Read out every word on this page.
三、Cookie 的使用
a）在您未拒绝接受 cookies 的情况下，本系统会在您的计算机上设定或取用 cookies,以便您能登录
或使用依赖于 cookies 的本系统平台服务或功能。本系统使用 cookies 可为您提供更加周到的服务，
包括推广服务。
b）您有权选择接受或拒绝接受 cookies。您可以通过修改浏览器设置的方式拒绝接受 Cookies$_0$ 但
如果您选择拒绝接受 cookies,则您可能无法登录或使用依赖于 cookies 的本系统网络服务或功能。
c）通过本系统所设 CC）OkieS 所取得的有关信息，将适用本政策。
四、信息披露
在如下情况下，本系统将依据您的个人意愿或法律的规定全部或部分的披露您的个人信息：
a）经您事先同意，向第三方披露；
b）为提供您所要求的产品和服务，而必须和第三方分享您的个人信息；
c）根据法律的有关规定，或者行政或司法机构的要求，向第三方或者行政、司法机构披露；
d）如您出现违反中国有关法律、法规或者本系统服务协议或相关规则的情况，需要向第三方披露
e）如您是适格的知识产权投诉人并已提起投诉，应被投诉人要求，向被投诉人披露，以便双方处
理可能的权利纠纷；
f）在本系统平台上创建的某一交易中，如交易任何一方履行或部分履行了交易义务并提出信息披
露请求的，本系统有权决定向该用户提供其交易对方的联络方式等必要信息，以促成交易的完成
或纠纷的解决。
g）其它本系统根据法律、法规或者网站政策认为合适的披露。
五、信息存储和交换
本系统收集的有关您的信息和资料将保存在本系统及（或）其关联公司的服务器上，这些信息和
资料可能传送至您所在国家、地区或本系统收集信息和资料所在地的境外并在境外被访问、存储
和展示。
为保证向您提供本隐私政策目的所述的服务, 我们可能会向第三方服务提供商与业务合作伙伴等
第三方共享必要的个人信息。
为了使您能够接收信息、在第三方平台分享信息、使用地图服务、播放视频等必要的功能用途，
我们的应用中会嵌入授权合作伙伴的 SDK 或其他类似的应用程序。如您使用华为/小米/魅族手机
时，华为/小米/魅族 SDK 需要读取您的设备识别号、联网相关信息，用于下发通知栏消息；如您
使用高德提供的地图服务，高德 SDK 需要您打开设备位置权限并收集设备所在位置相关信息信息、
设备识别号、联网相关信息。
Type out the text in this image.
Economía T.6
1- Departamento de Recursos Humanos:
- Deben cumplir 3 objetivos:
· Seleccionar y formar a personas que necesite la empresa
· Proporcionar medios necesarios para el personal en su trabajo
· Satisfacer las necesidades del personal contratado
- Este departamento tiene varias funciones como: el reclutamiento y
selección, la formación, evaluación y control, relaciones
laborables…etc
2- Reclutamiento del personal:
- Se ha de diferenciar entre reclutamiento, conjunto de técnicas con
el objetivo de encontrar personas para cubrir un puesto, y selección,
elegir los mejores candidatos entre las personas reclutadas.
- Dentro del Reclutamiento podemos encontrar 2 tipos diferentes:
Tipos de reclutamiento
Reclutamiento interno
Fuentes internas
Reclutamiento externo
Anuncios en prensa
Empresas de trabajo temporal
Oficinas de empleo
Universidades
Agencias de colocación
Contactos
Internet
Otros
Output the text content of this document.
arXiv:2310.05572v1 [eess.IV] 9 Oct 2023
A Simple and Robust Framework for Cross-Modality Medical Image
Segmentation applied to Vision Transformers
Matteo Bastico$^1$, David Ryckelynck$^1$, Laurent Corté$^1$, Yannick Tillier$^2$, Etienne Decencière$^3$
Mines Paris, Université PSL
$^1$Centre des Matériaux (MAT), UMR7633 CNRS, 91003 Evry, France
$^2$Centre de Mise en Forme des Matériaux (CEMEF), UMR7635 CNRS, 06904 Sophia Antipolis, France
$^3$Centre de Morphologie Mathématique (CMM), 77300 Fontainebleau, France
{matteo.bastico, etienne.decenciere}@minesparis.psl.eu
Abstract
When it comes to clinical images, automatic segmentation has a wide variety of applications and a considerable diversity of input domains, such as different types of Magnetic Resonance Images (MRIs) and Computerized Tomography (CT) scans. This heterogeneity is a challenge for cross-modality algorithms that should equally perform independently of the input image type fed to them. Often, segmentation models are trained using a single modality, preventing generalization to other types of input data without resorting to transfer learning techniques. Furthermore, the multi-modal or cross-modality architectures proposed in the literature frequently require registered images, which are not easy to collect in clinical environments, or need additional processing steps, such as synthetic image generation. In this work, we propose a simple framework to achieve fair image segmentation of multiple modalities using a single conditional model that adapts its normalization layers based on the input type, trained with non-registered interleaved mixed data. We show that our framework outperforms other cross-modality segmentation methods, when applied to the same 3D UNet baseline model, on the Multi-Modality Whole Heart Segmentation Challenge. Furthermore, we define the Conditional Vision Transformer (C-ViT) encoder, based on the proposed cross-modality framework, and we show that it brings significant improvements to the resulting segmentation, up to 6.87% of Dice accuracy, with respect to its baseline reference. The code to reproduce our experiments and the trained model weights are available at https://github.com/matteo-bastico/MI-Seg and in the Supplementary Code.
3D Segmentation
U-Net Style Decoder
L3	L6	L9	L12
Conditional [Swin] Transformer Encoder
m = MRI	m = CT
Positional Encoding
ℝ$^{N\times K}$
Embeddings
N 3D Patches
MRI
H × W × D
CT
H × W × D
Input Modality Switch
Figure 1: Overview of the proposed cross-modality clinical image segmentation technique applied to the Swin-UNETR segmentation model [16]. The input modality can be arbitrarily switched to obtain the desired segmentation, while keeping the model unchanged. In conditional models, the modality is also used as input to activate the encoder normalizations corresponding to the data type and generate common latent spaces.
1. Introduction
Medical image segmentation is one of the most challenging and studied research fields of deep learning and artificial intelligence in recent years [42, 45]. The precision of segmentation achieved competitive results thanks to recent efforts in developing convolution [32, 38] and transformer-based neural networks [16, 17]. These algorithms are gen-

━━━━━━━━━━━━━━━━━━━━

Stated task – Print the material verbatim, all of it.

Written solution –
Read out every word on this page.
三、Cookie 的使用
a）在您未拒绝接受 cookies 的情况下，本系统会在您的计算机上设定或取用 cookies,以便您能登录
或使用依赖于 cookies 的本系统平台服务或功能。本系统使用 cookies 可为您提供更加周到的服务，
包括推广服务。
b）您有权选择接受或拒绝接受 cookies。您可以通过修改浏览器设置的方式拒绝接受 Cookies$_0$ 但
如果您选择拒绝接受 cookies,则您可能无法登录或使用依赖于 cookies 的本系统网络服务或功能。
c）通过本系统所设 CC）OkieS 所取得的有关信息，将适用本政策。
四、信息披露
在如下情况下，本系统将依据您的个人意愿或法律的规定全部或部分的披露您的个人信息：
a）经您事先同意，向第三方披露；
b）为提供您所要求的产品和服务，而必须和第三方分享您的个人信息；
c）根据法律的有关规定，或者行政或司法机构的要求，向第三方或者行政、司法机构披露；
d）如您出现违反中国有关法律、法规或者本系统服务协议或相关规则的情况，需要向第三方披露
e）如您是适格的知识产权投诉人并已提起投诉，应被投诉人要求，向被投诉人披露，以便双方处
理可能的权利纠纷；
f）在本系统平台上创建的某一交易中，如交易任何一方履行或部分履行了交易义务并提出信息披
露请求的，本系统有权决定向该用户提供其交易对方的联络方式等必要信息，以促成交易的完成
或纠纷的解决。
g）其它本系统根据法律、法规或者网站政策认为合适的披露。
五、信息存储和交换
本系统收集的有关您的信息和资料将保存在本系统及（或）其关联公司的服务器上，这些信息和
资料可能传送至您所在国家、地区或本系统收集信息和资料所在地的境外并在境外被访问、存储
和展示。
为保证向您提供本隐私政策目的所述的服务, 我们可能会向第三方服务提供商与业务合作伙伴等
第三方共享必要的个人信息。
为了使您能够接收信息、在第三方平台分享信息、使用地图服务、播放视频等必要的功能用途，
我们的应用中会嵌入授权合作伙伴的 SDK 或其他类似的应用程序。如您使用华为/小米/魅族手机
时，华为/小米/魅族 SDK 需要读取您的设备识别号、联网相关信息，用于下发通知栏消息；如您
使用高德提供的地图服务，高德 SDK 需要您打开设备位置权限并收集设备所在位置相关信息信息、
设备识别号、联网相关信息。
Type out the text in this image.
Economía T.6
1- Departamento de Recursos Humanos:
- Deben cumplir 3 objetivos:
· Seleccionar y formar a personas que necesite la empresa
· Proporcionar medios necesarios para el personal en su trabajo
· Satisfacer las necesidades del personal contratado
- Este departamento tiene varias funciones como: el reclutamiento y
selección, la formación, evaluación y control, relaciones
laborables…etc
2- Reclutamiento del personal:
- Se ha de diferenciar entre reclutamiento, conjunto de técnicas con
el objetivo de encontrar personas para cubrir un puesto, y selección,
elegir los mejores candidatos entre las personas reclutadas.
- Dentro del Reclutamiento podemos encontrar 2 tipos diferentes:
Tipos de reclutamiento
Reclutamiento interno
Fuentes internas
Reclutamiento externo
Anuncios en prensa
Empresas de trabajo temporal
Oficinas de empleo
Universidades
Agencias de colocación
Contactos
Internet
Otros
Output the text content of this document.
arXiv:2310.05572v1 [eess.IV] 9 Oct 2023
A Simple and Robust Framework for Cross-Modality Medical Image
Segmentation applied to Vision Transformers
Matteo Bastico$^1$, David Ryckelynck$^1$, Laurent Corté$^1$, Yannick Tillier$^2$, Etienne Decencière$^3$
Mines Paris, Université PSL
$^1$Centre des Matériaux (MAT), UMR7633 CNRS, 91003 Evry, France
$^2$Centre de Mise en Forme des Matériaux (CEMEF), UMR7635 CNRS, 06904 Sophia Antipolis, France
$^3$Centre de Morphologie Mathématique (CMM), 77300 Fontainebleau, France
{matteo.bastico, etienne.decenciere}@minesparis.psl.eu
Abstract
When it comes to clinical images, automatic segmentation has a wide variety of applications and a considerable diversity of input domains, such as different types of Magnetic Resonance Images (MRIs) and Computerized Tomography (CT) scans. This heterogeneity is a challenge for cross-modality algorithms that should equally perform independently of the input image type fed to them. Often, segmentation models are trained using a single modality, preventing generalization to other types of input data without resorting to transfer learning techniques. Furthermore, the multi-modal or cross-modality architectures proposed in the literature frequently require registered images, which are not easy to collect in clinical environments, or need additional processing steps, such as synthetic image generation. In this work, we propose a simple framework to achieve fair image segmentation of multiple modalities using a single conditional model that adapts its normalization layers based on the input type, trained with non-registered interleaved mixed data. We show that our framework outperforms other cross-modality segmentation methods, when applied to the same 3D UNet baseline model, on the Multi-Modality Whole Heart Segmentation Challenge. Furthermore, we define the Conditional Vision Transformer (C-ViT) encoder, based on the proposed cross-modality framework, and we show that it brings significant improvements to the resulting segmentation, up to 6.87% of Dice accuracy, with respect to its baseline reference. The code to reproduce our experiments and the trained model weights are available at https://github.com/matteo-bastico/MI-Seg and in the Supplementary Code.
3D Segmentation
U-Net Style Decoder
L3	L6	L9	L12
Conditional [Swin] Transformer Encoder
m = MRI	m = CT
Positional Encoding
ℝ$^{N\times K}$
Embeddings
N 3D Patches
MRI
H × W × D
CT
H × W × D
Input Modality Switch
Figure 1: Overview of the proposed cross-modality clinical image segmentation technique applied to the Swin-UNETR segmentation model [16]. The input modality can be arbitrarily switched to obtain the desired segmentation, while keeping the model unchanged. In conditional models, the modality is also used as input to activate the encoder normalizations corresponding to the data type and generate common latent spaces.
1. Introduction
Medical image segmentation is one of the most challenging and studied research fields of deep learning and artificial intelligence in recent years [42, 45]. The precision of segmentation achieved competitive results thanks to recent efforts in developing convolution [32, 38] and transformer-based neural networks [16, 17]. These algorithms are gen-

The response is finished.